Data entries
··········

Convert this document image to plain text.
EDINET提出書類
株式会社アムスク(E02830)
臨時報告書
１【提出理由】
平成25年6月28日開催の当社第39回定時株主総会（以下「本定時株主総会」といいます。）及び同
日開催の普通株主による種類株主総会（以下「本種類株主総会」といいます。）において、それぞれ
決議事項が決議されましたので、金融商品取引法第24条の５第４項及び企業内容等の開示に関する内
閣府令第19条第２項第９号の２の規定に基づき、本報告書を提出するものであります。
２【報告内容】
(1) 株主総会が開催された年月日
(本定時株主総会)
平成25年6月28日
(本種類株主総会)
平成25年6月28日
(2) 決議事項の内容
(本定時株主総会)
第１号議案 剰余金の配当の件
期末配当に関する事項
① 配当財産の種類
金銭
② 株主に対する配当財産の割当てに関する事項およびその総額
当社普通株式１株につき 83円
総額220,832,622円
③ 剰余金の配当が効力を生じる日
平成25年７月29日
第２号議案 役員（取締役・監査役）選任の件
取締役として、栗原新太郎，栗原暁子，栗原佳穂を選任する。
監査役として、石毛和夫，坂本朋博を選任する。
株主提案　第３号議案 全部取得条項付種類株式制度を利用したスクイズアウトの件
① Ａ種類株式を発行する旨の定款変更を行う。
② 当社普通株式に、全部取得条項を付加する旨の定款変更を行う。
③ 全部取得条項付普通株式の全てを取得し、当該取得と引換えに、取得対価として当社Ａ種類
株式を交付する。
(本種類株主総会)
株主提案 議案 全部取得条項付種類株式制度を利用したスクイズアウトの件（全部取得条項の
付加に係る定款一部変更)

··········

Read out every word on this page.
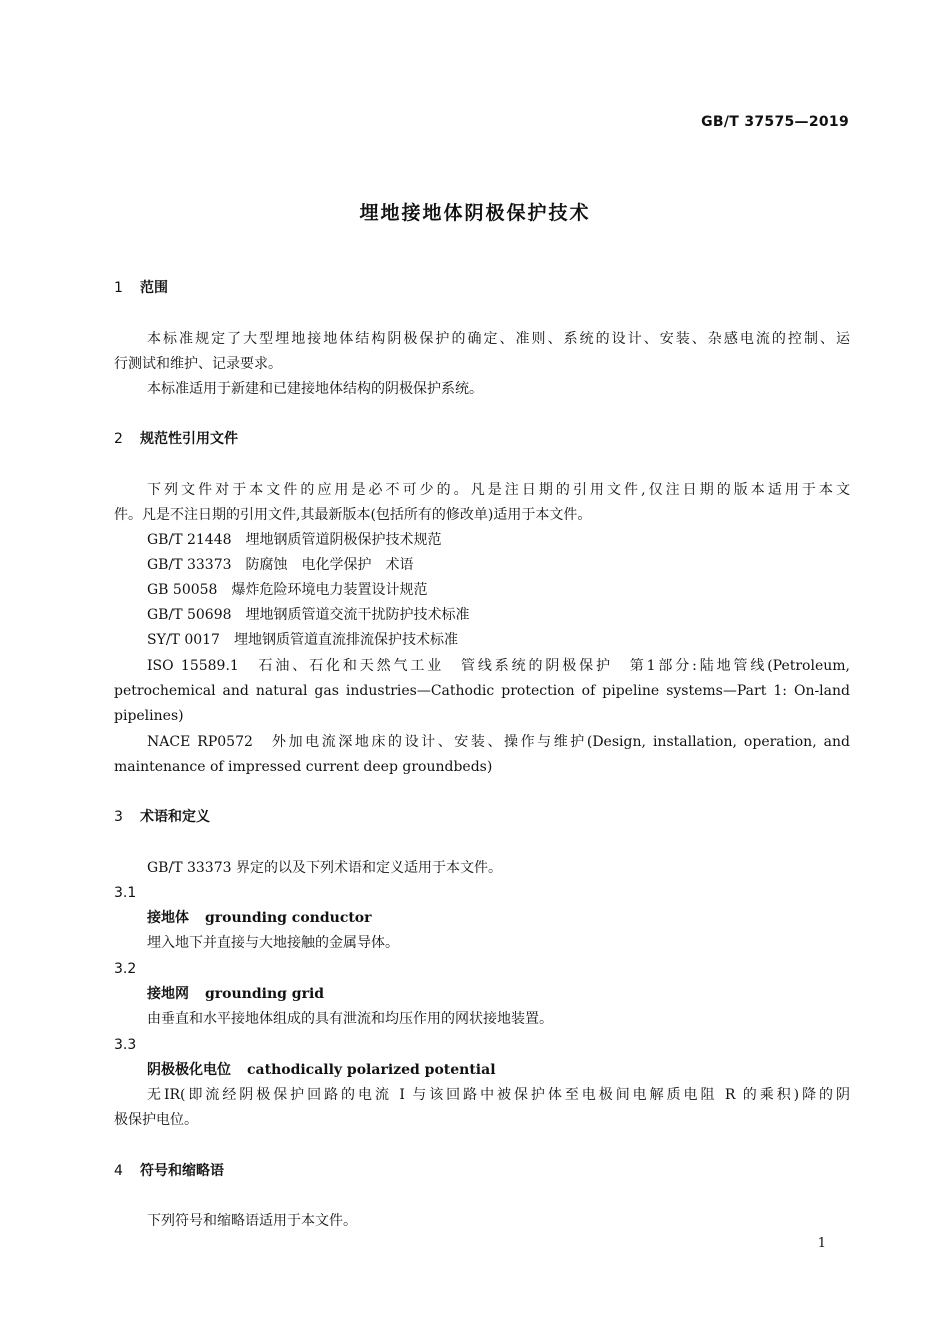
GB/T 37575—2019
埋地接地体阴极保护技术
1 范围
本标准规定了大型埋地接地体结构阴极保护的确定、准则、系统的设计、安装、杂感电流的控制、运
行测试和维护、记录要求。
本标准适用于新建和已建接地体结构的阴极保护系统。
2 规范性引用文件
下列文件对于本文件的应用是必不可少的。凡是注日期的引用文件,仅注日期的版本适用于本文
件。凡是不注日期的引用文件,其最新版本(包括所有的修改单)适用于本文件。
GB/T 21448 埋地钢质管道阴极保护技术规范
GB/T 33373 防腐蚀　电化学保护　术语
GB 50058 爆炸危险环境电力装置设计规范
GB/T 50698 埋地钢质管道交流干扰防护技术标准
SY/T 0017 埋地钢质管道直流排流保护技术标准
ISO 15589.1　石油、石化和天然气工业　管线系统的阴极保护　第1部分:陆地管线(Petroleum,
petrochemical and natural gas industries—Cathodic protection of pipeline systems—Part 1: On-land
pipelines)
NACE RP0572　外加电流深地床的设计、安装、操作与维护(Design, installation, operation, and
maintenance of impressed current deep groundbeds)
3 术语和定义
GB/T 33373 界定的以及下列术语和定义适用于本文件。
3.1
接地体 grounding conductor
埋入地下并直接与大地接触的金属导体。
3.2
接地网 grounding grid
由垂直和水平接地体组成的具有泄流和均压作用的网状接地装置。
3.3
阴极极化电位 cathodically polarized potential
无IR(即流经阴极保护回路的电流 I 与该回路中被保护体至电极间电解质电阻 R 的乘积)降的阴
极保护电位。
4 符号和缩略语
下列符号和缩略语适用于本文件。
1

··········

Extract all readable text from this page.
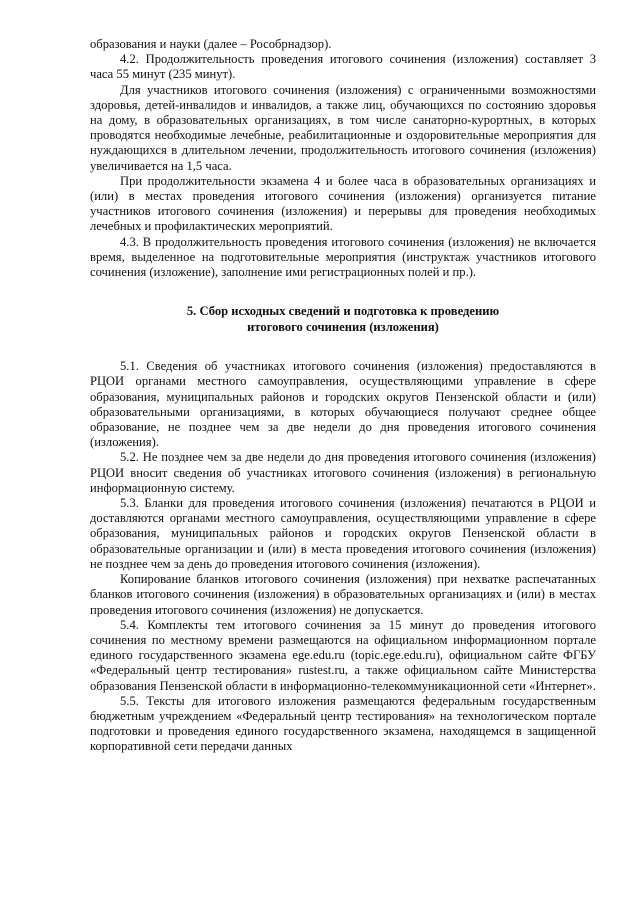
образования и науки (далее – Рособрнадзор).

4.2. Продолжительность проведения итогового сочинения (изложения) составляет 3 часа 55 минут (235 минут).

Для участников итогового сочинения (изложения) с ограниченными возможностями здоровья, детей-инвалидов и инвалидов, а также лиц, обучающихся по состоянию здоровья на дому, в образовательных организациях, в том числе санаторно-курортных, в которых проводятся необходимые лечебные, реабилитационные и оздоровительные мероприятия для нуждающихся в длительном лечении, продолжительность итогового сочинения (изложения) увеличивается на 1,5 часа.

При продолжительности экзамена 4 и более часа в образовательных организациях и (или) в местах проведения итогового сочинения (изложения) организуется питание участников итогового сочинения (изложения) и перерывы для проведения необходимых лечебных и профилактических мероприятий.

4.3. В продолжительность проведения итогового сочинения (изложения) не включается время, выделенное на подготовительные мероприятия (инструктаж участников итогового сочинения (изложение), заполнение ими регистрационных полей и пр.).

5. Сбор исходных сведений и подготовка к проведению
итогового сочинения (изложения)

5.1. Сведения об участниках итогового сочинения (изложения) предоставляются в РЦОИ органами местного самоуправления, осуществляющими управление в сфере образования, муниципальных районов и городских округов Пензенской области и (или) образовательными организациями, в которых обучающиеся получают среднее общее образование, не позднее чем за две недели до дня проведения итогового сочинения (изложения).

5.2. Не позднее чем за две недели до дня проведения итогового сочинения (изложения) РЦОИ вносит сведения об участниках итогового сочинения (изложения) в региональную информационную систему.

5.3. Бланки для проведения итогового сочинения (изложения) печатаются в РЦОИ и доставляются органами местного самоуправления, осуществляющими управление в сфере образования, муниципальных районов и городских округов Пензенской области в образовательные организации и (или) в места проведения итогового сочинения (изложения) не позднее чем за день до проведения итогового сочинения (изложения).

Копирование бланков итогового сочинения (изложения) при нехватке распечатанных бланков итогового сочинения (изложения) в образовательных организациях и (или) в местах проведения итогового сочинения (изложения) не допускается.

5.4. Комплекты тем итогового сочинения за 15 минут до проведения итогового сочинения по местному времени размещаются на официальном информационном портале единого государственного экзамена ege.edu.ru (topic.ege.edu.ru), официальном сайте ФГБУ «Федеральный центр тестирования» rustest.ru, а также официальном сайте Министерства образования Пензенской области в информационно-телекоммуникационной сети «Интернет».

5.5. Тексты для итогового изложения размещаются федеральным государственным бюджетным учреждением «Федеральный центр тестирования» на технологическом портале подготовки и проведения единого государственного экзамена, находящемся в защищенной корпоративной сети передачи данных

··········

Reproduce each line of the entries in which the word "株主提案" is found.

Finished answer:
株主提案　第３号議案 全部取得条項付種類株式制度を利用したスクイズアウトの件
株主提案 議案 全部取得条項付種類株式制度を利用したスクイズアウトの件（全部取得条項の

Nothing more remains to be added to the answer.